=== YOUR TASK ===
Show every line of the material below that contains the string "Calman". Case counts.

** start of RECORDS FOR THE TASK **

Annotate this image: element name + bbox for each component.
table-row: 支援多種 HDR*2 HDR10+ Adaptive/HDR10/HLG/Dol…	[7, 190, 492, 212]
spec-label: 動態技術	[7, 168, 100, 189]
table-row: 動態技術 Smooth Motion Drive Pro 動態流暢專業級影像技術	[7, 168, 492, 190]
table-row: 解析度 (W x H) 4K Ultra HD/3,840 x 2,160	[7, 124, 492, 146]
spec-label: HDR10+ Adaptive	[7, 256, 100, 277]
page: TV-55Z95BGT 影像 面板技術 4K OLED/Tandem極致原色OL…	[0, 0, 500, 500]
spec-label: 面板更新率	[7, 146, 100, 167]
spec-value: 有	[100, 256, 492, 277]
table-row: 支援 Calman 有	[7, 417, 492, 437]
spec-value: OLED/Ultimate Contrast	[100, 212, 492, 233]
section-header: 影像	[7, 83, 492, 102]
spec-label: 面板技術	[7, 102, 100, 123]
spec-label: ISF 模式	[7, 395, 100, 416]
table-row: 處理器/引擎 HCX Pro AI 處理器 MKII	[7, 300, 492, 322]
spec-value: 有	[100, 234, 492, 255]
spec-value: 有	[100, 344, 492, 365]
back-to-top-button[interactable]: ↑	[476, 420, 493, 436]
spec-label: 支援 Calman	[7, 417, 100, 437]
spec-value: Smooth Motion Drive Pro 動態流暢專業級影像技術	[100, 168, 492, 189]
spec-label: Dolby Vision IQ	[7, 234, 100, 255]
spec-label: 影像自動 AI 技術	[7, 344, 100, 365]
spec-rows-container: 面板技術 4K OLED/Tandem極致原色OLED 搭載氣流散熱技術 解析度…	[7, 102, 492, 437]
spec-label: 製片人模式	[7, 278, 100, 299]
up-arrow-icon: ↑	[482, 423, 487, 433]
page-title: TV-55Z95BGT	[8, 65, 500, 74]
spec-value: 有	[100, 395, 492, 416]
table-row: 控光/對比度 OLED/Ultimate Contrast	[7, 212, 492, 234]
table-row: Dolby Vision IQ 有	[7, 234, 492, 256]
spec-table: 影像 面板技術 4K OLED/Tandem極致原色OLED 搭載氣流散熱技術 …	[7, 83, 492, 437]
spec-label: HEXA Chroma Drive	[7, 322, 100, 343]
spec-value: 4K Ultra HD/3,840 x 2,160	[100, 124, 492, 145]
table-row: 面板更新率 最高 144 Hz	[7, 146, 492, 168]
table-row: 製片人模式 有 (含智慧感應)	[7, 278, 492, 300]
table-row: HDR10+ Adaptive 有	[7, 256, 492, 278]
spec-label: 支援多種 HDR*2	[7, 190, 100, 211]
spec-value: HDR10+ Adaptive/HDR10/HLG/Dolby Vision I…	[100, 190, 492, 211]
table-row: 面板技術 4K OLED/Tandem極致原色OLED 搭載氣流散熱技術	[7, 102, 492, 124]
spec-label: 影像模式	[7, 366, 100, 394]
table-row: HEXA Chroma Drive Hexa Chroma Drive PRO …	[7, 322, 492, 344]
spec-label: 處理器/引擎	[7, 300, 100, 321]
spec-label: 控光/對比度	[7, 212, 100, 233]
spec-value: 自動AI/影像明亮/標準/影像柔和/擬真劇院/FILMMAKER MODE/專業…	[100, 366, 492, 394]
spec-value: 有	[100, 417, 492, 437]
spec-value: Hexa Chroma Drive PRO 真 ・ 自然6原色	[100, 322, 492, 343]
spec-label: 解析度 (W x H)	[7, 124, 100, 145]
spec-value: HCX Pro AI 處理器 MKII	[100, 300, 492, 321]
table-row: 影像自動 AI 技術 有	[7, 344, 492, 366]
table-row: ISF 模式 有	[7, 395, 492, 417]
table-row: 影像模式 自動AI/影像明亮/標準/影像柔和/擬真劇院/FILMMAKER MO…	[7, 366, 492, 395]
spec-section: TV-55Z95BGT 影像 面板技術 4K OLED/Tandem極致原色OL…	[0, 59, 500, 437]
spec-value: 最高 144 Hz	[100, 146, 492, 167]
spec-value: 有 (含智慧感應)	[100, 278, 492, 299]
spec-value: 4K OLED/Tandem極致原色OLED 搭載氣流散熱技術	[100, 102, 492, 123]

** end of RECORDS FOR THE TASK **

=== RESULT FOR THIS EXERCISE ===
table-row: 支援 Calman 有	[7, 417, 492, 437]
spec-label: 支援 Calman	[7, 417, 100, 437]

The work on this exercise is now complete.